REQUIRED TASK: Pull out every line from the listing that has the word "étape".

DATA RECORDS:
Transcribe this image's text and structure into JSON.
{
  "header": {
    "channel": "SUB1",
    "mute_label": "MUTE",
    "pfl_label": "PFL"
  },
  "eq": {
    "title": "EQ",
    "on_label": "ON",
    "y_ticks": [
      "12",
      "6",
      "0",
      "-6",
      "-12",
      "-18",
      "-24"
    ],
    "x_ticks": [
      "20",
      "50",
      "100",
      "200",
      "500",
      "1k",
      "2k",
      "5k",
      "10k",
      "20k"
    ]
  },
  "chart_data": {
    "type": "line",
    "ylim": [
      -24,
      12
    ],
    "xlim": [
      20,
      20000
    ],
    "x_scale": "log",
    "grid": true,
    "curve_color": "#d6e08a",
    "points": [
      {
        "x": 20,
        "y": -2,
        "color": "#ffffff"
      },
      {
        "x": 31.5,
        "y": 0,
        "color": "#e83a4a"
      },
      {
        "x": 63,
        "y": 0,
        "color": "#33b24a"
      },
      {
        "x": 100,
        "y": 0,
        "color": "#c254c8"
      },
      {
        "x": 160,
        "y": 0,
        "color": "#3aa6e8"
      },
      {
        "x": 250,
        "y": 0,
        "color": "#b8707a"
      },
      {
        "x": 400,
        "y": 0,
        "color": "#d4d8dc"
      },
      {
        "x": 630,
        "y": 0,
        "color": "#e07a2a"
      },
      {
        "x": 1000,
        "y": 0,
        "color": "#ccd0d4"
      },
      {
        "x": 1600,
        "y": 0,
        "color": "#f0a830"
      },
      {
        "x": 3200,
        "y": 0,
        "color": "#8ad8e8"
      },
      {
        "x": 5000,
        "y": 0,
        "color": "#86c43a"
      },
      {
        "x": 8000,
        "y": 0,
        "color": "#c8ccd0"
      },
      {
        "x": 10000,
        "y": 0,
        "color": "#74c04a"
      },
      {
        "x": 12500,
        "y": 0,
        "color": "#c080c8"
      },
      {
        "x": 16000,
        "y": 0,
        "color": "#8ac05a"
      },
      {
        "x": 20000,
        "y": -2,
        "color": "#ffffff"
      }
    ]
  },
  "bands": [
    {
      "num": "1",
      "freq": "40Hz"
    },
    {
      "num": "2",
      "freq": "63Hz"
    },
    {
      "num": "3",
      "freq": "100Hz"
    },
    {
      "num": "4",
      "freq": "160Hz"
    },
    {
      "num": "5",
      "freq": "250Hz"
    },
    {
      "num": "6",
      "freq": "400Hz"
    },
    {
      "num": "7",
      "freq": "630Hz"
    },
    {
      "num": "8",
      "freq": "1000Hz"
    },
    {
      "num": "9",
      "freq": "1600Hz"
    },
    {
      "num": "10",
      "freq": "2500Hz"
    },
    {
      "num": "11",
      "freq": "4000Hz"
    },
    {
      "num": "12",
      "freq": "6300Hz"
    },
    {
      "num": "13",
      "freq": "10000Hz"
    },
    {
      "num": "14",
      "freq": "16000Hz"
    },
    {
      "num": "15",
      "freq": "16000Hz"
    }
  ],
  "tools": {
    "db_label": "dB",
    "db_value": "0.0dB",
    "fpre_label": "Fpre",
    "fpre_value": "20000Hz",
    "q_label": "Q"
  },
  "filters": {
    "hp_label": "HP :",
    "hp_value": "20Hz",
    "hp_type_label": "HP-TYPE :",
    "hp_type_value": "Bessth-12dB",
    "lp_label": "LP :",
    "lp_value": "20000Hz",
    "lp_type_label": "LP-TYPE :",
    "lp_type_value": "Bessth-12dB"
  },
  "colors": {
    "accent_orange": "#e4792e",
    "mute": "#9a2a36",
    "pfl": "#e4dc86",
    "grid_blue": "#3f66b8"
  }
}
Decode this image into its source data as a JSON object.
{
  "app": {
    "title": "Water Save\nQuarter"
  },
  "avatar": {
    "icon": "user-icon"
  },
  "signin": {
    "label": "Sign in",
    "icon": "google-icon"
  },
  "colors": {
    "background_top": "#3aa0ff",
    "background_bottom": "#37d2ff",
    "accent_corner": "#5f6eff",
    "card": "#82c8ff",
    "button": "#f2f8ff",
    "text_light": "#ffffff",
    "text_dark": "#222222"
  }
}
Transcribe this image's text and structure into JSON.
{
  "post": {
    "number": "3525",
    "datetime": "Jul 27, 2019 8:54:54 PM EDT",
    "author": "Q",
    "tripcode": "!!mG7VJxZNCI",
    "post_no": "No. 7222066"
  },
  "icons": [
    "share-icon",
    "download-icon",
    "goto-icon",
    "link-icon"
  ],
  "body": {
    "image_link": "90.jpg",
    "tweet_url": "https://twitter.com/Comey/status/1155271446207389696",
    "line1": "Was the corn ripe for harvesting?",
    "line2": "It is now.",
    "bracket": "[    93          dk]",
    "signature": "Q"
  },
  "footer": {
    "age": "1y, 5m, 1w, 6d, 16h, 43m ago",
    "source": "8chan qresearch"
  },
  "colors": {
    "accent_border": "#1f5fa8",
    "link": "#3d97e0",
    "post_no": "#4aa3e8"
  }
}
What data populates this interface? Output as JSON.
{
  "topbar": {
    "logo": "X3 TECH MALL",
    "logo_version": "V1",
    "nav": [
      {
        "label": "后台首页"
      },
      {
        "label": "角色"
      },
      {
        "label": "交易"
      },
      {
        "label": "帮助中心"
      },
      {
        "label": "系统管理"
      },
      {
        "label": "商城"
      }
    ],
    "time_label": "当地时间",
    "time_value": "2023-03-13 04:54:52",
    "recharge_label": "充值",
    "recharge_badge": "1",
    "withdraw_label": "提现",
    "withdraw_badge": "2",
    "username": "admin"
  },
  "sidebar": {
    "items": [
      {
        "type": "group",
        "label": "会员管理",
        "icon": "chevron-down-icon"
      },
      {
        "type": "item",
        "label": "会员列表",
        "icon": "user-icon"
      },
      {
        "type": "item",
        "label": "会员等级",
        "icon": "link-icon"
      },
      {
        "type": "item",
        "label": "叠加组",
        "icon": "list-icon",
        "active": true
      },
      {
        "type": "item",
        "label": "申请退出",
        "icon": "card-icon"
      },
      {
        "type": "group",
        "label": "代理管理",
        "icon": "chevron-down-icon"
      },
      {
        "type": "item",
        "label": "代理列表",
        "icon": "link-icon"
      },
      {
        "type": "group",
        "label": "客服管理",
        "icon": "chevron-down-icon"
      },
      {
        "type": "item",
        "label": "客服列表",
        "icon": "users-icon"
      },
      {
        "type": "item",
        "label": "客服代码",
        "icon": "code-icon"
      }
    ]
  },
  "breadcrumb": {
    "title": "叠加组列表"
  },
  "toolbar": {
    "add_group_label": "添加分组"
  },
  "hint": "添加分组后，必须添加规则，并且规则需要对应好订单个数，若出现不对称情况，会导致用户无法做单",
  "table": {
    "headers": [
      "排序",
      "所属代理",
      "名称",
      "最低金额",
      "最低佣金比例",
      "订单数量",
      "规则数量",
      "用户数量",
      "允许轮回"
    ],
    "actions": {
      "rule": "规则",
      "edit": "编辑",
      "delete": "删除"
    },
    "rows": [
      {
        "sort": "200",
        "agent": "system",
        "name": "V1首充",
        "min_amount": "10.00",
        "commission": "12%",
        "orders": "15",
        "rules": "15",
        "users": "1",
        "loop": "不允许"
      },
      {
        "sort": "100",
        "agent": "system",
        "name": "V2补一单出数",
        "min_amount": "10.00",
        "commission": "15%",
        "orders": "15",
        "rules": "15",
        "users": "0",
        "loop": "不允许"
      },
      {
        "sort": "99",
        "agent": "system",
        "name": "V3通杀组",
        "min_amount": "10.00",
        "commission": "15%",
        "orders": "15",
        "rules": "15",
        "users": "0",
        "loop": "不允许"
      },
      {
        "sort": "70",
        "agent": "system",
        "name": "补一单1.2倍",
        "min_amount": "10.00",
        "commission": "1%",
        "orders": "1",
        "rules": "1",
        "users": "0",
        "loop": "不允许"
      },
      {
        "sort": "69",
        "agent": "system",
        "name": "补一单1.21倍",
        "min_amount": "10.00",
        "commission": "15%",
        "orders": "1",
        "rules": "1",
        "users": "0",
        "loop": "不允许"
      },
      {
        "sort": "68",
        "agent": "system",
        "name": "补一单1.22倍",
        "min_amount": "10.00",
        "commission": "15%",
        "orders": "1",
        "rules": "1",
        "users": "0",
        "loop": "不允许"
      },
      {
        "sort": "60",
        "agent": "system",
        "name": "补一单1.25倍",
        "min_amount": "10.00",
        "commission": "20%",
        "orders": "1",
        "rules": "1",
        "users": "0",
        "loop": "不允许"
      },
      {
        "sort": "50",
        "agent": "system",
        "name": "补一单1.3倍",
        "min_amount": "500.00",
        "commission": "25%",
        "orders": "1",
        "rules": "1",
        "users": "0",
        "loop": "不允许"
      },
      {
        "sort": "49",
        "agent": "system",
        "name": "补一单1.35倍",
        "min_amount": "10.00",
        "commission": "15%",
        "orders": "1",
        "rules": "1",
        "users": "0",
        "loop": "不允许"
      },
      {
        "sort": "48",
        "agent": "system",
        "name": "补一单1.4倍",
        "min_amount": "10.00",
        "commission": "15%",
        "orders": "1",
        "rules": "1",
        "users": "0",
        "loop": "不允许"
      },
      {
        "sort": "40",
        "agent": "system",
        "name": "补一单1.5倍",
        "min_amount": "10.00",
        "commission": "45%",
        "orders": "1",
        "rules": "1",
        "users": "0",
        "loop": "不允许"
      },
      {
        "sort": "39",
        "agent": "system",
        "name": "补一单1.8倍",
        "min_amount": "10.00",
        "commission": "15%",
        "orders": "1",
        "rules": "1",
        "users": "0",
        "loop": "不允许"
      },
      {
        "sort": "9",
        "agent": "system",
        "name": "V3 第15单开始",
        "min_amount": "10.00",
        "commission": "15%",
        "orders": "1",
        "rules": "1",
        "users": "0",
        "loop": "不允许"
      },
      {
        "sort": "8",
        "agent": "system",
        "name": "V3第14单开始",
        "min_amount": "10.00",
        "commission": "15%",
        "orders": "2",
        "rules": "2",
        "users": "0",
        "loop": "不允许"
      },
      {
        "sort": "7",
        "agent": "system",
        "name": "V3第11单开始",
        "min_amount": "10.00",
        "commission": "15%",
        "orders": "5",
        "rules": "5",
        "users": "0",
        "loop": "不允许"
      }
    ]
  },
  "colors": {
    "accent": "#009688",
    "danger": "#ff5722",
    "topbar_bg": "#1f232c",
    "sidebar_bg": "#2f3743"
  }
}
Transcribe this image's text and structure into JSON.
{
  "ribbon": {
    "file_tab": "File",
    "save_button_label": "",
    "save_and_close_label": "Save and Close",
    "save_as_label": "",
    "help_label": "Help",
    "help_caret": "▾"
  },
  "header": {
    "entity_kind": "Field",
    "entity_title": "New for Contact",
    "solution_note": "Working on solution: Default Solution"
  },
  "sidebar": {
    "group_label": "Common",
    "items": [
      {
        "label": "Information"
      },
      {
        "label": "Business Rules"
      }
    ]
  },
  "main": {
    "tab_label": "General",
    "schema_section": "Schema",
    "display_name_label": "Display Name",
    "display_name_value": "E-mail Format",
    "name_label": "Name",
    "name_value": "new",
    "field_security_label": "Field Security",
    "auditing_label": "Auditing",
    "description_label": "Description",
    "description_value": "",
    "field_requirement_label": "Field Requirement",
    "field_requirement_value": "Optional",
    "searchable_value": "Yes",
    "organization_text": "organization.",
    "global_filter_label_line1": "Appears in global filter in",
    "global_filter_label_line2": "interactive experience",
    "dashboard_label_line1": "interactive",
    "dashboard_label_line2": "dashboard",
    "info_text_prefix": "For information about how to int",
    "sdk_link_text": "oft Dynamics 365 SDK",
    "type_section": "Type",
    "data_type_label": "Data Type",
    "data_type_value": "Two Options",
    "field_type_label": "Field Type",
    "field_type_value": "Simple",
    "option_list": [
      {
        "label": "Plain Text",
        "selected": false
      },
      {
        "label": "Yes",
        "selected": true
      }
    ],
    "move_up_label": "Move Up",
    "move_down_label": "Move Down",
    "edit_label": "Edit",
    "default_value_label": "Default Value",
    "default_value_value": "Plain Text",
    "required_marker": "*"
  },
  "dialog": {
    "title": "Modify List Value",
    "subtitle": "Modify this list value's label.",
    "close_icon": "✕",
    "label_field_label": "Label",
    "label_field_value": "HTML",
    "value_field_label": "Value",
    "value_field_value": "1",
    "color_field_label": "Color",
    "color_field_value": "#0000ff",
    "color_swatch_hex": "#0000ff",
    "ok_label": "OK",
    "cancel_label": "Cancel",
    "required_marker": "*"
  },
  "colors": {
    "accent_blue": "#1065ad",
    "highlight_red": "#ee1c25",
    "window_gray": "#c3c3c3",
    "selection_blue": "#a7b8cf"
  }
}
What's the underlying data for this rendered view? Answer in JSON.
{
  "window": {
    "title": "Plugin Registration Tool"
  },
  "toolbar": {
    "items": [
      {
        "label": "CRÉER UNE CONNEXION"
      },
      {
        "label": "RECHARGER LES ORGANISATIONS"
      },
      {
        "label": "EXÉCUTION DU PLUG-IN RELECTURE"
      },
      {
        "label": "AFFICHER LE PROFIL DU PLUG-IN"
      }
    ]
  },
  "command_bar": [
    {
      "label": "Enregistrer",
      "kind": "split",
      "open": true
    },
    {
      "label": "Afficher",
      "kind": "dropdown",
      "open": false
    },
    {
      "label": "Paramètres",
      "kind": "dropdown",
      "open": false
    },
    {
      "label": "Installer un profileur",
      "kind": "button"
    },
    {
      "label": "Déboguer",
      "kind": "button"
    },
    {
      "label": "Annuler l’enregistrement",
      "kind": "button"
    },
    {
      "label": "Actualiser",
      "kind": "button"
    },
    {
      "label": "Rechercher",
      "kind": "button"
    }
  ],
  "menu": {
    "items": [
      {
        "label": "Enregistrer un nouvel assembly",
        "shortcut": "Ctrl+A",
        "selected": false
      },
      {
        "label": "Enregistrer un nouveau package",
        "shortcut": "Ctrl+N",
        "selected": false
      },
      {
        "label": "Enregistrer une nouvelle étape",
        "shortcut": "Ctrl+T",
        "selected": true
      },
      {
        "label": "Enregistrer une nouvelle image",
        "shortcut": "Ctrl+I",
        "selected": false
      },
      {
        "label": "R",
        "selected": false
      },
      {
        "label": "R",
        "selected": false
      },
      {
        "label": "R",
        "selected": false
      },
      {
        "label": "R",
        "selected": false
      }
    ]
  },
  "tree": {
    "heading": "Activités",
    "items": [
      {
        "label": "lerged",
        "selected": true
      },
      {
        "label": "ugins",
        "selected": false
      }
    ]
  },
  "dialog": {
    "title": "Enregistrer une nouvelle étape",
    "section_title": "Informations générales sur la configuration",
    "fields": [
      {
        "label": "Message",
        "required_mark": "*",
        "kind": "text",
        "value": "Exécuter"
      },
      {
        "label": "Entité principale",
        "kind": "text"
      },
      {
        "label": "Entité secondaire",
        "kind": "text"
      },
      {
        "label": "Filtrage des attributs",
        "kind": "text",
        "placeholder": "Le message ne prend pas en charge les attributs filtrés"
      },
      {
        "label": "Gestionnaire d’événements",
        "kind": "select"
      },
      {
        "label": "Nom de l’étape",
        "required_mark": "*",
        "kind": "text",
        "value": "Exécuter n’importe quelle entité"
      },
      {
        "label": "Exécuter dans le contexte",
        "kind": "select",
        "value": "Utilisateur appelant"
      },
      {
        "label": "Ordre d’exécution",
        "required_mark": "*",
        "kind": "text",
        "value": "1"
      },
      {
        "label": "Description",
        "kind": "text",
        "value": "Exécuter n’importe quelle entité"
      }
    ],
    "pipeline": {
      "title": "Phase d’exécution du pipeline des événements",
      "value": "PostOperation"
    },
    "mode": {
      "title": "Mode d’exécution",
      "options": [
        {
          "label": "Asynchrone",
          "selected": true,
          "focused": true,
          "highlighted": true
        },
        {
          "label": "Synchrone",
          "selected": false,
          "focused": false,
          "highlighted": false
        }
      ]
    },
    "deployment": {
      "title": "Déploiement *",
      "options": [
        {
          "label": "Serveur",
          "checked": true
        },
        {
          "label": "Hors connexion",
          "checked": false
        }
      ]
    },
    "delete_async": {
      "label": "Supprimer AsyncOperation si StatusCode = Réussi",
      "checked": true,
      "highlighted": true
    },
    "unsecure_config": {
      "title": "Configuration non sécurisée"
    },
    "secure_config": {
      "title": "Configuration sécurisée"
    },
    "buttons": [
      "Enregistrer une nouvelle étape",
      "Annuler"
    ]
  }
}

ANSWER BELOW:
        "label": "Enregistrer une nouvelle étape",
    "title": "Enregistrer une nouvelle étape",
        "label": "Nom de l’étape",
      "Enregistrer une nouvelle étape",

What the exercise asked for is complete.